**Records supplied**.
------------

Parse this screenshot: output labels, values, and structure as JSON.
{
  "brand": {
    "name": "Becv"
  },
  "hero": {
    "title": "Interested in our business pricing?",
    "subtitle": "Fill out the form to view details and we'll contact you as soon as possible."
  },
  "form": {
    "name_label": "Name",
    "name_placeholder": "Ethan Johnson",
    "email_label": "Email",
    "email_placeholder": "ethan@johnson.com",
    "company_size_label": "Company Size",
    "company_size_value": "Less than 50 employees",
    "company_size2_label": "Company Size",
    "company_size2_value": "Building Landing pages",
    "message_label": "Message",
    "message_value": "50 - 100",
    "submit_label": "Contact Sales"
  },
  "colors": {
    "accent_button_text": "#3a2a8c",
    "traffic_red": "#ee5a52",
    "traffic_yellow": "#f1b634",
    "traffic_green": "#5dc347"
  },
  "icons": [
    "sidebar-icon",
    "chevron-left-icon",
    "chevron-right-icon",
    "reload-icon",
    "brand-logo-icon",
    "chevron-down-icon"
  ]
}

------------

**Written problem**. Exact output of every entry is required.

**Solution**.
Parse this screenshot: output labels, values, and structure as JSON.
{
  "brand": {
    "name": "Becv"
  },
  "hero": {
    "title": "Interested in our business pricing?",
    "subtitle": "Fill out the form to view details and we'll contact you as soon as possible."
  },
  "form": {
    "name_label": "Name",
    "name_placeholder": "Ethan Johnson",
    "email_label": "Email",
    "email_placeholder": "ethan@johnson.com",
    "company_size_label": "Company Size",
    "company_size_value": "Less than 50 employees",
    "company_size2_label": "Company Size",
    "company_size2_value": "Building Landing pages",
    "message_label": "Message",
    "message_value": "50 - 100",
    "submit_label": "Contact Sales"
  },
  "colors": {
    "accent_button_text": "#3a2a8c",
    "traffic_red": "#ee5a52",
    "traffic_yellow": "#f1b634",
    "traffic_green": "#5dc347"
  },
  "icons": [
    "sidebar-icon",
    "chevron-left-icon",
    "chevron-right-icon",
    "reload-icon",
    "brand-logo-icon",
    "chevron-down-icon"
  ]
}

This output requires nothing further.